_Input material_

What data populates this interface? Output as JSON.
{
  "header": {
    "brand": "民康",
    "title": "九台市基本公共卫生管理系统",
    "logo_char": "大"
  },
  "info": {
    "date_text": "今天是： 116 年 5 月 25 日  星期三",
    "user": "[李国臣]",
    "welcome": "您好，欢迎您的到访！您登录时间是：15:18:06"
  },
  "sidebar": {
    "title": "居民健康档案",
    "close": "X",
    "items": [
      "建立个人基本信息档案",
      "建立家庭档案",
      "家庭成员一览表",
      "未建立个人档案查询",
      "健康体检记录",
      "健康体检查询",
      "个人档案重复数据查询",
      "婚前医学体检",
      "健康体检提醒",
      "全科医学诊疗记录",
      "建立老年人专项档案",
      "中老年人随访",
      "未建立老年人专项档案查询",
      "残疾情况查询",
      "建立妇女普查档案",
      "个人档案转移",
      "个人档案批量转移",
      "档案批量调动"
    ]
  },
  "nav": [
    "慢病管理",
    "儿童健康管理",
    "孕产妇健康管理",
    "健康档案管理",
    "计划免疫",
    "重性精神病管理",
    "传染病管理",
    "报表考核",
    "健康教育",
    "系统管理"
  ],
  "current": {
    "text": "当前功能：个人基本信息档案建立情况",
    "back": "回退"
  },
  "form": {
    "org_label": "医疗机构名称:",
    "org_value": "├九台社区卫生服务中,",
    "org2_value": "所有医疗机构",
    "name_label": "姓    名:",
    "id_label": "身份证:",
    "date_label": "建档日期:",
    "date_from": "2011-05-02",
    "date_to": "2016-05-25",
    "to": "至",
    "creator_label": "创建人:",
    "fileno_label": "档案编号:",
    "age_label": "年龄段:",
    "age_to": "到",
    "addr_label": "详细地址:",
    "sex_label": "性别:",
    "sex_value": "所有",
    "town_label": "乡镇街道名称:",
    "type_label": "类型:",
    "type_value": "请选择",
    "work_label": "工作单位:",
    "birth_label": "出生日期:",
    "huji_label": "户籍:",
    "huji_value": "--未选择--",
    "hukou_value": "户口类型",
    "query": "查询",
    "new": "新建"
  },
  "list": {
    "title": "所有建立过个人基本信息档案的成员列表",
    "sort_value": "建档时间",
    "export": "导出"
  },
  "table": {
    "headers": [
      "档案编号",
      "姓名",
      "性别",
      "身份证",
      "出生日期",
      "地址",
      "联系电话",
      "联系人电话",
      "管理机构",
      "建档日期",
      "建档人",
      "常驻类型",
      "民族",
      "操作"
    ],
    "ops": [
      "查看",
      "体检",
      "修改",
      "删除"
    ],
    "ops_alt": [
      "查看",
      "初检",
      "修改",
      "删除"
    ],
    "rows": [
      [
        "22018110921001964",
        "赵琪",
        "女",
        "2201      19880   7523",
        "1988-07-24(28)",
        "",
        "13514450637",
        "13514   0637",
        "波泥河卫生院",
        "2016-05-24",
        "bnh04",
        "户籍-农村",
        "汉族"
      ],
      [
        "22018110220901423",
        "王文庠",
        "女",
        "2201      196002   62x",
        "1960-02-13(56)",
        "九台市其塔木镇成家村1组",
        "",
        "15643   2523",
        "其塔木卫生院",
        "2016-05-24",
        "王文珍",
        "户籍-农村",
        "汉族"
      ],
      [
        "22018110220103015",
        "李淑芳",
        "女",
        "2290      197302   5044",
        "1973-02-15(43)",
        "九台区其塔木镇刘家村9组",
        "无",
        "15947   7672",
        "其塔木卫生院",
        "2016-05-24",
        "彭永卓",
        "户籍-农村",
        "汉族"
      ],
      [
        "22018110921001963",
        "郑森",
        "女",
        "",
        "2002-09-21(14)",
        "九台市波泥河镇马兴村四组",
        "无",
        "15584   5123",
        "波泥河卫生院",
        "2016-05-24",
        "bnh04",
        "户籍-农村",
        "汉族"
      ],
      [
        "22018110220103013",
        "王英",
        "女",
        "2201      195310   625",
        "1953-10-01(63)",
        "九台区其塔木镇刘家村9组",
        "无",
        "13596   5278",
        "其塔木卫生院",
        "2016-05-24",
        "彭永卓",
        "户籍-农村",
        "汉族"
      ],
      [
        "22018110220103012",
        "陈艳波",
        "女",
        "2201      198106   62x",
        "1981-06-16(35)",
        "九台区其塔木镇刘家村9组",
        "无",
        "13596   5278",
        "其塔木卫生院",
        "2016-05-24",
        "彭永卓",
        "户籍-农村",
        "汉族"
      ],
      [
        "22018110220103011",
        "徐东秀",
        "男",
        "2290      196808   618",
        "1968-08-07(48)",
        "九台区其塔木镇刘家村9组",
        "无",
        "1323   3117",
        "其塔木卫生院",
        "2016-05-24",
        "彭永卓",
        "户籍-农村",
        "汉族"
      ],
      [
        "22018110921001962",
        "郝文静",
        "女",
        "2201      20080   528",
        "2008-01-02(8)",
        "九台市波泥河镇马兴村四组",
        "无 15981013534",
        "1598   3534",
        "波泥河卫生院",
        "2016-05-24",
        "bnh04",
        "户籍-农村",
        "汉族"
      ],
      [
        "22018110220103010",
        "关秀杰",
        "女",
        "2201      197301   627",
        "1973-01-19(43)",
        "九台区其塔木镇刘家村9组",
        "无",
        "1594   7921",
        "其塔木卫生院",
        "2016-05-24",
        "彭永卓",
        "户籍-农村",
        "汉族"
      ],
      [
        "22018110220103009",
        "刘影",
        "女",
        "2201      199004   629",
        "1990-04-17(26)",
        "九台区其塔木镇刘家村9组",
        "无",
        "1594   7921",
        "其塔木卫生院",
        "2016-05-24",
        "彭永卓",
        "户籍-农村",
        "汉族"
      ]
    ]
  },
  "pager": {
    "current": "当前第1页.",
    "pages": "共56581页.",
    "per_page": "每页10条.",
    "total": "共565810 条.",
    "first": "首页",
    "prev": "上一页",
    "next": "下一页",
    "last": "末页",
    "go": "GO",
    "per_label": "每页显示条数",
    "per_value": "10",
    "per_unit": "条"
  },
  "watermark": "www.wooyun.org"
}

_Given task_
Would you reproduce the material above in full, exactly as given?

_Result_
What data populates this interface? Output as JSON.
{
  "header": {
    "brand": "民康",
    "title": "九台市基本公共卫生管理系统",
    "logo_char": "大"
  },
  "info": {
    "date_text": "今天是： 116 年 5 月 25 日  星期三",
    "user": "[李国臣]",
    "welcome": "您好，欢迎您的到访！您登录时间是：15:18:06"
  },
  "sidebar": {
    "title": "居民健康档案",
    "close": "X",
    "items": [
      "建立个人基本信息档案",
      "建立家庭档案",
      "家庭成员一览表",
      "未建立个人档案查询",
      "健康体检记录",
      "健康体检查询",
      "个人档案重复数据查询",
      "婚前医学体检",
      "健康体检提醒",
      "全科医学诊疗记录",
      "建立老年人专项档案",
      "中老年人随访",
      "未建立老年人专项档案查询",
      "残疾情况查询",
      "建立妇女普查档案",
      "个人档案转移",
      "个人档案批量转移",
      "档案批量调动"
    ]
  },
  "nav": [
    "慢病管理",
    "儿童健康管理",
    "孕产妇健康管理",
    "健康档案管理",
    "计划免疫",
    "重性精神病管理",
    "传染病管理",
    "报表考核",
    "健康教育",
    "系统管理"
  ],
  "current": {
    "text": "当前功能：个人基本信息档案建立情况",
    "back": "回退"
  },
  "form": {
    "org_label": "医疗机构名称:",
    "org_value": "├九台社区卫生服务中,",
    "org2_value": "所有医疗机构",
    "name_label": "姓    名:",
    "id_label": "身份证:",
    "date_label": "建档日期:",
    "date_from": "2011-05-02",
    "date_to": "2016-05-25",
    "to": "至",
    "creator_label": "创建人:",
    "fileno_label": "档案编号:",
    "age_label": "年龄段:",
    "age_to": "到",
    "addr_label": "详细地址:",
    "sex_label": "性别:",
    "sex_value": "所有",
    "town_label": "乡镇街道名称:",
    "type_label": "类型:",
    "type_value": "请选择",
    "work_label": "工作单位:",
    "birth_label": "出生日期:",
    "huji_label": "户籍:",
    "huji_value": "--未选择--",
    "hukou_value": "户口类型",
    "query": "查询",
    "new": "新建"
  },
  "list": {
    "title": "所有建立过个人基本信息档案的成员列表",
    "sort_value": "建档时间",
    "export": "导出"
  },
  "table": {
    "headers": [
      "档案编号",
      "姓名",
      "性别",
      "身份证",
      "出生日期",
      "地址",
      "联系电话",
      "联系人电话",
      "管理机构",
      "建档日期",
      "建档人",
      "常驻类型",
      "民族",
      "操作"
    ],
    "ops": [
      "查看",
      "体检",
      "修改",
      "删除"
    ],
    "ops_alt": [
      "查看",
      "初检",
      "修改",
      "删除"
    ],
    "rows": [
      [
        "22018110921001964",
        "赵琪",
        "女",
        "2201      19880   7523",
        "1988-07-24(28)",
        "",
        "13514450637",
        "13514   0637",
        "波泥河卫生院",
        "2016-05-24",
        "bnh04",
        "户籍-农村",
        "汉族"
      ],
      [
        "22018110220901423",
        "王文庠",
        "女",
        "2201      196002   62x",
        "1960-02-13(56)",
        "九台市其塔木镇成家村1组",
        "",
        "15643   2523",
        "其塔木卫生院",
        "2016-05-24",
        "王文珍",
        "户籍-农村",
        "汉族"
      ],
      [
        "22018110220103015",
        "李淑芳",
        "女",
        "2290      197302   5044",
        "1973-02-15(43)",
        "九台区其塔木镇刘家村9组",
        "无",
        "15947   7672",
        "其塔木卫生院",
        "2016-05-24",
        "彭永卓",
        "户籍-农村",
        "汉族"
      ],
      [
        "22018110921001963",
        "郑森",
        "女",
        "",
        "2002-09-21(14)",
        "九台市波泥河镇马兴村四组",
        "无",
        "15584   5123",
        "波泥河卫生院",
        "2016-05-24",
        "bnh04",
        "户籍-农村",
        "汉族"
      ],
      [
        "22018110220103013",
        "王英",
        "女",
        "2201      195310   625",
        "1953-10-01(63)",
        "九台区其塔木镇刘家村9组",
        "无",
        "13596   5278",
        "其塔木卫生院",
        "2016-05-24",
        "彭永卓",
        "户籍-农村",
        "汉族"
      ],
      [
        "22018110220103012",
        "陈艳波",
        "女",
        "2201      198106   62x",
        "1981-06-16(35)",
        "九台区其塔木镇刘家村9组",
        "无",
        "13596   5278",
        "其塔木卫生院",
        "2016-05-24",
        "彭永卓",
        "户籍-农村",
        "汉族"
      ],
      [
        "22018110220103011",
        "徐东秀",
        "男",
        "2290      196808   618",
        "1968-08-07(48)",
        "九台区其塔木镇刘家村9组",
        "无",
        "1323   3117",
        "其塔木卫生院",
        "2016-05-24",
        "彭永卓",
        "户籍-农村",
        "汉族"
      ],
      [
        "22018110921001962",
        "郝文静",
        "女",
        "2201      20080   528",
        "2008-01-02(8)",
        "九台市波泥河镇马兴村四组",
        "无 15981013534",
        "1598   3534",
        "波泥河卫生院",
        "2016-05-24",
        "bnh04",
        "户籍-农村",
        "汉族"
      ],
      [
        "22018110220103010",
        "关秀杰",
        "女",
        "2201      197301   627",
        "1973-01-19(43)",
        "九台区其塔木镇刘家村9组",
        "无",
        "1594   7921",
        "其塔木卫生院",
        "2016-05-24",
        "彭永卓",
        "户籍-农村",
        "汉族"
      ],
      [
        "22018110220103009",
        "刘影",
        "女",
        "2201      199004   629",
        "1990-04-17(26)",
        "九台区其塔木镇刘家村9组",
        "无",
        "1594   7921",
        "其塔木卫生院",
        "2016-05-24",
        "彭永卓",
        "户籍-农村",
        "汉族"
      ]
    ]
  },
  "pager": {
    "current": "当前第1页.",
    "pages": "共56581页.",
    "per_page": "每页10条.",
    "total": "共565810 条.",
    "first": "首页",
    "prev": "上一页",
    "next": "下一页",
    "last": "末页",
    "go": "GO",
    "per_label": "每页显示条数",
    "per_value": "10",
    "per_unit": "条"
  },
  "watermark": "www.wooyun.org"
}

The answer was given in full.